### EXERCISE REQUIREMENTS
A. In the Robot Wisdom blog post, what term is Jorn Barger said to have coined?
B. Please write a continuation of the Robot Wisdom blog post, picking up right after its final sentence.

======== DOCUMENT EXCERPT ========

July 8, 2005

Robot Wisdom

An interesting blog from several perspectives: Robot Wisdom The epitome of a linker -- this guy makes Glen look positively logorrheic. A couple of entries from today:
Virtual IPO for virtual real-estate company (2ndLife)
Quietly professional poem: Was it those unexpected / words of thanks (Poems.com)
Virtual cross-burner gets 13-day ban (2ndLife-no-pix)
Michelle Pilecki is HuffPo's greatest discovery (HuffPo-NellieB)
EthanZ's subdued response to G8/Africa hoohah (AccraBlog w/links)
GetYourWarOn gets serious (mnftiu-no-links?!?)
The blogger in question is Jorn Barger -- he was the person that coined the term Weblog, never made a cent from this and is currently homeless in San Francisco. Wired Magazine has a nice profile of him:
A bum in a Google cap. Now there's a sign of the times, I think as he shambles toward me. He looks pretty much like any other tattered street person in San Francisco - long, windblown dirty-blond hair with a beard to match. Unbuttoned shirttails flapping in the afternoon breeze.

But he's walking with someone I recognize - Andrew, a dapper writer I've known for years. We stop on the sidewalk, and Andrew introduces me to the guy in the Google cap: "This is Jorn Barger," he begins. "Another homeless blogger," his companion finishes.

Jorn Barger. It takes me a moment to recognize the name. Barger is an online legend I've been following for a decade. He was the unstoppable Usenet poster who could carry on simultaneous debates about Ibsen, Chomsky, artificial intelligence, and Kate Bush. He was the keeper of the James Joyce FAQ. Barger's prolific posting made him famous, if not popular, in the proto­blogosphere.

======== RECORD EXTRACTS ========

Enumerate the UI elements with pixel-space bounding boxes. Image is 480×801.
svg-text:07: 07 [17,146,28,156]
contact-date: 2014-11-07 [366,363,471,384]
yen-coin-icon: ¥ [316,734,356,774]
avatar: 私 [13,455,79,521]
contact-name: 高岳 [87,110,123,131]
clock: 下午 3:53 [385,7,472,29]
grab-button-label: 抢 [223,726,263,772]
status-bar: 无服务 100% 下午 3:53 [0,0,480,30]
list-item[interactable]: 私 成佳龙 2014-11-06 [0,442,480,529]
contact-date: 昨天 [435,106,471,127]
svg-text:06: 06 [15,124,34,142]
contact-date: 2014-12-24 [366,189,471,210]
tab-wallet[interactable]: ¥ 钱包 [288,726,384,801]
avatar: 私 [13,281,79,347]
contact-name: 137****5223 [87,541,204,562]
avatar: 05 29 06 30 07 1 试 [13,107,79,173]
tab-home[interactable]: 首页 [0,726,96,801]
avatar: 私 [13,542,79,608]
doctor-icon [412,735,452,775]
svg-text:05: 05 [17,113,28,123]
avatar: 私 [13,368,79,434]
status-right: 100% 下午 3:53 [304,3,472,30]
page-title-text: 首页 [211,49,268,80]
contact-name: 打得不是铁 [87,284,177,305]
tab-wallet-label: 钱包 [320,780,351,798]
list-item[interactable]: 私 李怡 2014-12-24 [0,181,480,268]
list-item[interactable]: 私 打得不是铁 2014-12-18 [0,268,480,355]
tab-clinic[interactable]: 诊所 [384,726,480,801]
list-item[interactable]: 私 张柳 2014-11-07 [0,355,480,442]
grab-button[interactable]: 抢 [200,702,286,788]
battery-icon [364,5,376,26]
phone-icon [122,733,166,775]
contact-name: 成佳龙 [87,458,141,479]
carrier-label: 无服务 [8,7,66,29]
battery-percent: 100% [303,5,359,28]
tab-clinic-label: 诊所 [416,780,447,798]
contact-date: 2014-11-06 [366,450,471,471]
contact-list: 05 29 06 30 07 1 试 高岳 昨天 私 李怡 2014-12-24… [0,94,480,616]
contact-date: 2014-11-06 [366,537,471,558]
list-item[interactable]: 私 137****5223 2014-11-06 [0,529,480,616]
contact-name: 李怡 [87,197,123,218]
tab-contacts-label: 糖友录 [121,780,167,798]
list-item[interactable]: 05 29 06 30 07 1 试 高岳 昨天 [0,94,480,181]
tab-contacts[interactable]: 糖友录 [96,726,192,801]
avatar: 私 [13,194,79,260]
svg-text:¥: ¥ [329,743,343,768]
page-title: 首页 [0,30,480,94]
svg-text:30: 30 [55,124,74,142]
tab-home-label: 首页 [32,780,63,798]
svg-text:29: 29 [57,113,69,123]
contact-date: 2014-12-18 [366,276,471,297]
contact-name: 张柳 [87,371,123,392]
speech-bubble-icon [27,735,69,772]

========

### TASK RESPONSES
A. Weblog

B.
Barger crossed over from Usenet to the Web in 1997 and set up his own site, which he dubbed the Robot Wisdom Weblog. He began logging his online discoveries as he stumbled on them - hence "weblog." I barely understood what he was talking about, and still I read him giddily. Barger gave a name to the fledgling phenomenon and set the tone for a million blogs to come. Robot Wisdom bounced unapologetically from high culture to low, from silly to serious, from politics to porn.

But unlike today's blabby bloggers, Barger steadily honed his one-paragraph posts into shorter and more compact bursts. By mid-2000, he'd shrunk Robot Wisdom into a list of links centered on a minimalist page. His style merged the ethereal brevity of haiku (another peculiar Usenet subgenre) with the restless topic-hopping of Joyce.